• [Instructions for the task] Reproduce the data in its entirety, exactly as supplied.

Dataset listings of figures

********************

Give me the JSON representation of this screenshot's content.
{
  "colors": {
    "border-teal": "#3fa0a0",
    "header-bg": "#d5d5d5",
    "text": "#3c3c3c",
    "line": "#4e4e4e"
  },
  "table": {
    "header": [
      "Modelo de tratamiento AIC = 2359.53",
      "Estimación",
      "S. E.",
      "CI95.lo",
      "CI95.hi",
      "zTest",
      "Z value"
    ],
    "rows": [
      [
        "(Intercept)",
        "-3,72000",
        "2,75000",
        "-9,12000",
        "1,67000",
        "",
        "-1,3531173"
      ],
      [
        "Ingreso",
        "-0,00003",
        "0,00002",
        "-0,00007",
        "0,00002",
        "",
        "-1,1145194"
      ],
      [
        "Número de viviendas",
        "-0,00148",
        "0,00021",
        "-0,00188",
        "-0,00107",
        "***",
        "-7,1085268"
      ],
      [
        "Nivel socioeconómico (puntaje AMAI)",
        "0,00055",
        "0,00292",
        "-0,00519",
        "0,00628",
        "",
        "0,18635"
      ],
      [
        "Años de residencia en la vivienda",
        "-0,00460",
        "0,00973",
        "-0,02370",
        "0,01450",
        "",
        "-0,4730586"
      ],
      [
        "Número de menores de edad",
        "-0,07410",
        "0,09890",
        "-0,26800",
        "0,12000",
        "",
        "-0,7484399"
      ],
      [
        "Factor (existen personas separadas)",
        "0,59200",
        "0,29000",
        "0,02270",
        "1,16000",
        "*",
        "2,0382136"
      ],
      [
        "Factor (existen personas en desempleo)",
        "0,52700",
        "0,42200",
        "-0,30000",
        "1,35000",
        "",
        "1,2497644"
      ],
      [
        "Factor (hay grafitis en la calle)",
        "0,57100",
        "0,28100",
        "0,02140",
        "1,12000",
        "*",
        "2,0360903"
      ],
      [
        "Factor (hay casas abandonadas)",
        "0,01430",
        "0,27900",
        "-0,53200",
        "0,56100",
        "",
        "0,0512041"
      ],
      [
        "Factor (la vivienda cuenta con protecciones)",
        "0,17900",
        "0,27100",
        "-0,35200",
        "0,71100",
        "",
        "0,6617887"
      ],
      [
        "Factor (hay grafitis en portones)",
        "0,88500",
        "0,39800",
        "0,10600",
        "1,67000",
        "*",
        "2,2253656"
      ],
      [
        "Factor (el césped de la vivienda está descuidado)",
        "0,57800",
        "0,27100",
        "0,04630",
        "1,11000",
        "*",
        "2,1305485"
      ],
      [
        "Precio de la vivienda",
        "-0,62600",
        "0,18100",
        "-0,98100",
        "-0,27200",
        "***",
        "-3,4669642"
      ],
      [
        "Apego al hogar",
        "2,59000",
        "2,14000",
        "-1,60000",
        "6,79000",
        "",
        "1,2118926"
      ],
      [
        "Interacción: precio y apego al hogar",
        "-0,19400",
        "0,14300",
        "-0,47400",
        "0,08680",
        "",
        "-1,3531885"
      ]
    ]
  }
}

********************

• [Result for this task]
Give me the JSON representation of this screenshot's content.
{
  "colors": {
    "border-teal": "#3fa0a0",
    "header-bg": "#d5d5d5",
    "text": "#3c3c3c",
    "line": "#4e4e4e"
  },
  "table": {
    "header": [
      "Modelo de tratamiento AIC = 2359.53",
      "Estimación",
      "S. E.",
      "CI95.lo",
      "CI95.hi",
      "zTest",
      "Z value"
    ],
    "rows": [
      [
        "(Intercept)",
        "-3,72000",
        "2,75000",
        "-9,12000",
        "1,67000",
        "",
        "-1,3531173"
      ],
      [
        "Ingreso",
        "-0,00003",
        "0,00002",
        "-0,00007",
        "0,00002",
        "",
        "-1,1145194"
      ],
      [
        "Número de viviendas",
        "-0,00148",
        "0,00021",
        "-0,00188",
        "-0,00107",
        "***",
        "-7,1085268"
      ],
      [
        "Nivel socioeconómico (puntaje AMAI)",
        "0,00055",
        "0,00292",
        "-0,00519",
        "0,00628",
        "",
        "0,18635"
      ],
      [
        "Años de residencia en la vivienda",
        "-0,00460",
        "0,00973",
        "-0,02370",
        "0,01450",
        "",
        "-0,4730586"
      ],
      [
        "Número de menores de edad",
        "-0,07410",
        "0,09890",
        "-0,26800",
        "0,12000",
        "",
        "-0,7484399"
      ],
      [
        "Factor (existen personas separadas)",
        "0,59200",
        "0,29000",
        "0,02270",
        "1,16000",
        "*",
        "2,0382136"
      ],
      [
        "Factor (existen personas en desempleo)",
        "0,52700",
        "0,42200",
        "-0,30000",
        "1,35000",
        "",
        "1,2497644"
      ],
      [
        "Factor (hay grafitis en la calle)",
        "0,57100",
        "0,28100",
        "0,02140",
        "1,12000",
        "*",
        "2,0360903"
      ],
      [
        "Factor (hay casas abandonadas)",
        "0,01430",
        "0,27900",
        "-0,53200",
        "0,56100",
        "",
        "0,0512041"
      ],
      [
        "Factor (la vivienda cuenta con protecciones)",
        "0,17900",
        "0,27100",
        "-0,35200",
        "0,71100",
        "",
        "0,6617887"
      ],
      [
        "Factor (hay grafitis en portones)",
        "0,88500",
        "0,39800",
        "0,10600",
        "1,67000",
        "*",
        "2,2253656"
      ],
      [
        "Factor (el césped de la vivienda está descuidado)",
        "0,57800",
        "0,27100",
        "0,04630",
        "1,11000",
        "*",
        "2,1305485"
      ],
      [
        "Precio de la vivienda",
        "-0,62600",
        "0,18100",
        "-0,98100",
        "-0,27200",
        "***",
        "-3,4669642"
      ],
      [
        "Apego al hogar",
        "2,59000",
        "2,14000",
        "-1,60000",
        "6,79000",
        "",
        "1,2118926"
      ],
      [
        "Interacción: precio y apego al hogar",
        "-0,19400",
        "0,14300",
        "-0,47400",
        "0,08680",
        "",
        "-1,3531885"
      ]
    ]
  }
}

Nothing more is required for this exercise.